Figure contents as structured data
★ ★ ★ ★ ★

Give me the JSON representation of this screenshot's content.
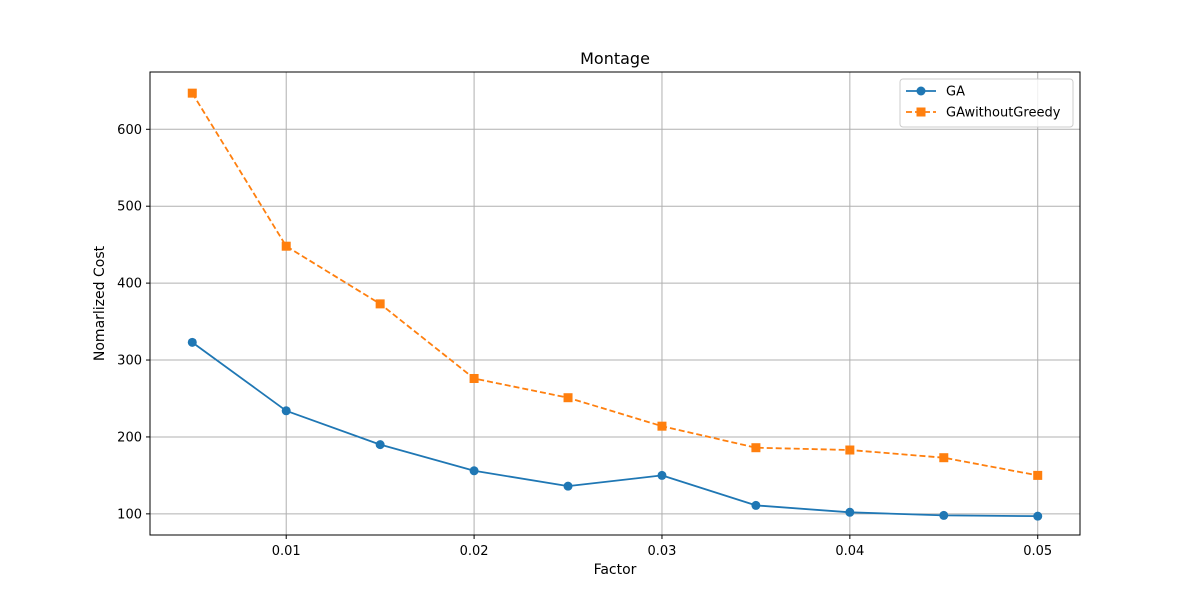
{
  "chart_data": {
    "type": "line",
    "title": "Montage",
    "xlabel": "Factor",
    "ylabel": "Nomarlized Cost",
    "x": [
      0.005,
      0.01,
      0.015,
      0.02,
      0.025,
      0.03,
      0.035,
      0.04,
      0.045,
      0.05
    ],
    "xlim": [
      0.00275,
      0.05225
    ],
    "ylim": [
      72.5,
      674.5
    ],
    "xticks": [
      0.01,
      0.02,
      0.03,
      0.04,
      0.05
    ],
    "xtick_labels": [
      "0.01",
      "0.02",
      "0.03",
      "0.04",
      "0.05"
    ],
    "yticks": [
      100,
      200,
      300,
      400,
      500,
      600
    ],
    "ytick_labels": [
      "100",
      "200",
      "300",
      "400",
      "500",
      "600"
    ],
    "grid": true,
    "legend_position": "top-right",
    "series": [
      {
        "name": "GA",
        "values": [
          323,
          234,
          190,
          156,
          136,
          150,
          111,
          102,
          98,
          97
        ],
        "color": "#1f77b4",
        "line_style": "solid",
        "marker": "circle"
      },
      {
        "name": "GAwithoutGreedy",
        "values": [
          647,
          448,
          373,
          276,
          251,
          214,
          186,
          183,
          173,
          150
        ],
        "color": "#ff7f0e",
        "line_style": "dashed",
        "marker": "square"
      }
    ]
  }
}
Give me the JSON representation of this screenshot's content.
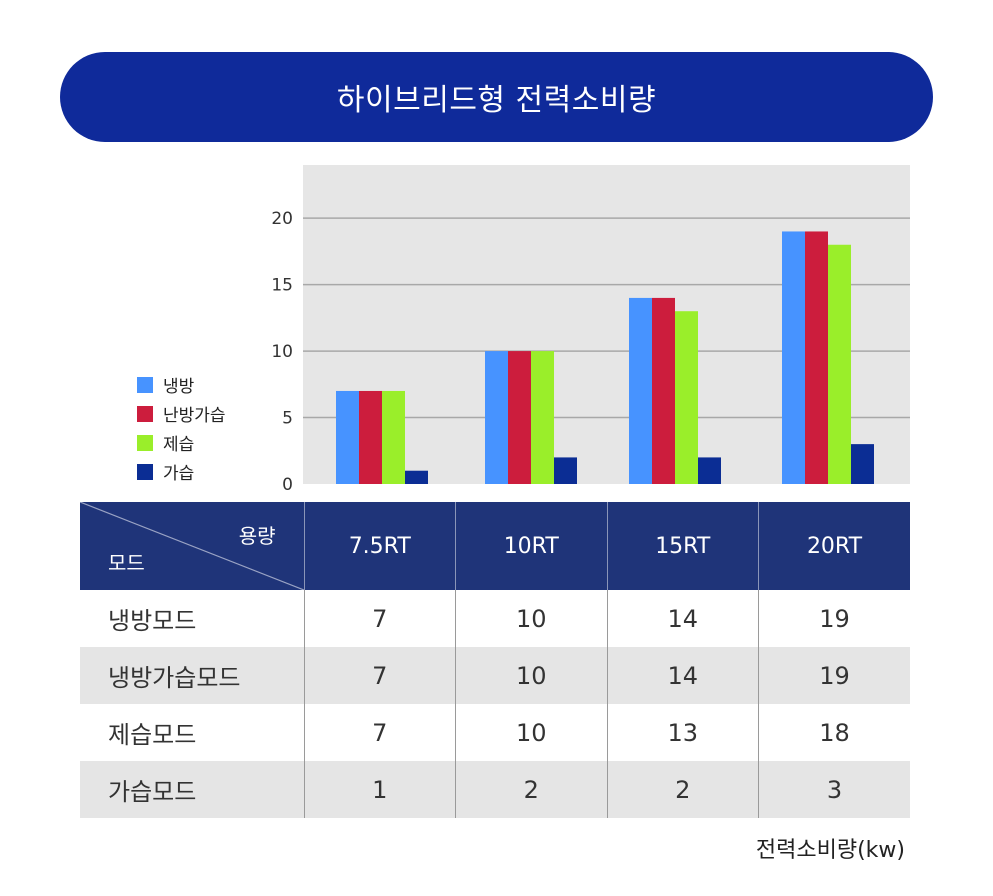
{
  "title": "하이브리드형 전력소비량",
  "unit_note": "전력소비량(kw)",
  "colors": {
    "banner": "#0f2a9a",
    "table_header": "#1f3479",
    "plot_bg": "#e6e6e6"
  },
  "chart_data": {
    "type": "bar",
    "title": "",
    "xlabel": "",
    "ylabel": "",
    "categories": [
      "7.5RT",
      "10RT",
      "15RT",
      "20RT"
    ],
    "ylim": [
      0,
      24
    ],
    "yticks": [
      0,
      5,
      10,
      15,
      20
    ],
    "grid": true,
    "legend_position": "left",
    "series": [
      {
        "name": "냉방",
        "color": "#4793ff",
        "values": [
          7,
          10,
          14,
          19
        ]
      },
      {
        "name": "난방가습",
        "color": "#cc1d3d",
        "values": [
          7,
          10,
          14,
          19
        ]
      },
      {
        "name": "제습",
        "color": "#9aee2a",
        "values": [
          7,
          10,
          13,
          18
        ]
      },
      {
        "name": "가습",
        "color": "#0b2d94",
        "values": [
          1,
          2,
          2,
          3
        ]
      }
    ]
  },
  "table": {
    "header_top": "용량",
    "header_bottom": "모드",
    "columns": [
      "7.5RT",
      "10RT",
      "15RT",
      "20RT"
    ],
    "rows": [
      {
        "mode": "냉방모드",
        "values": [
          "7",
          "10",
          "14",
          "19"
        ]
      },
      {
        "mode": "냉방가습모드",
        "values": [
          "7",
          "10",
          "14",
          "19"
        ]
      },
      {
        "mode": "제습모드",
        "values": [
          "7",
          "10",
          "13",
          "18"
        ]
      },
      {
        "mode": "가습모드",
        "values": [
          "1",
          "2",
          "2",
          "3"
        ]
      }
    ]
  }
}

★ ★ ★ ★ ★

> INSTRUCTIONS TO FOLLOW: Copy out each record shown above without alteration, skipping any picture.

> FINAL RESULT:
Give me the JSON representation of this screenshot's content.
{
  "chart_data": {
    "type": "line",
    "title": "Montage",
    "xlabel": "Factor",
    "ylabel": "Nomarlized Cost",
    "x": [
      0.005,
      0.01,
      0.015,
      0.02,
      0.025,
      0.03,
      0.035,
      0.04,
      0.045,
      0.05
    ],
    "xlim": [
      0.00275,
      0.05225
    ],
    "ylim": [
      72.5,
      674.5
    ],
    "xticks": [
      0.01,
      0.02,
      0.03,
      0.04,
      0.05
    ],
    "xtick_labels": [
      "0.01",
      "0.02",
      "0.03",
      "0.04",
      "0.05"
    ],
    "yticks": [
      100,
      200,
      300,
      400,
      500,
      600
    ],
    "ytick_labels": [
      "100",
      "200",
      "300",
      "400",
      "500",
      "600"
    ],
    "grid": true,
    "legend_position": "top-right",
    "series": [
      {
        "name": "GA",
        "values": [
          323,
          234,
          190,
          156,
          136,
          150,
          111,
          102,
          98,
          97
        ],
        "color": "#1f77b4",
        "line_style": "solid",
        "marker": "circle"
      },
      {
        "name": "GAwithoutGreedy",
        "values": [
          647,
          448,
          373,
          276,
          251,
          214,
          186,
          183,
          173,
          150
        ],
        "color": "#ff7f0e",
        "line_style": "dashed",
        "marker": "square"
      }
    ]
  }
}
Give me the JSON representation of this screenshot's content.
{
  "title": "하이브리드형 전력소비량",
  "unit_note": "전력소비량(kw)",
  "colors": {
    "banner": "#0f2a9a",
    "table_header": "#1f3479",
    "plot_bg": "#e6e6e6"
  },
  "chart_data": {
    "type": "bar",
    "title": "",
    "xlabel": "",
    "ylabel": "",
    "categories": [
      "7.5RT",
      "10RT",
      "15RT",
      "20RT"
    ],
    "ylim": [
      0,
      24
    ],
    "yticks": [
      0,
      5,
      10,
      15,
      20
    ],
    "grid": true,
    "legend_position": "left",
    "series": [
      {
        "name": "냉방",
        "color": "#4793ff",
        "values": [
          7,
          10,
          14,
          19
        ]
      },
      {
        "name": "난방가습",
        "color": "#cc1d3d",
        "values": [
          7,
          10,
          14,
          19
        ]
      },
      {
        "name": "제습",
        "color": "#9aee2a",
        "values": [
          7,
          10,
          13,
          18
        ]
      },
      {
        "name": "가습",
        "color": "#0b2d94",
        "values": [
          1,
          2,
          2,
          3
        ]
      }
    ]
  },
  "table": {
    "header_top": "용량",
    "header_bottom": "모드",
    "columns": [
      "7.5RT",
      "10RT",
      "15RT",
      "20RT"
    ],
    "rows": [
      {
        "mode": "냉방모드",
        "values": [
          "7",
          "10",
          "14",
          "19"
        ]
      },
      {
        "mode": "냉방가습모드",
        "values": [
          "7",
          "10",
          "14",
          "19"
        ]
      },
      {
        "mode": "제습모드",
        "values": [
          "7",
          "10",
          "13",
          "18"
        ]
      },
      {
        "mode": "가습모드",
        "values": [
          "1",
          "2",
          "2",
          "3"
        ]
      }
    ]
  }
}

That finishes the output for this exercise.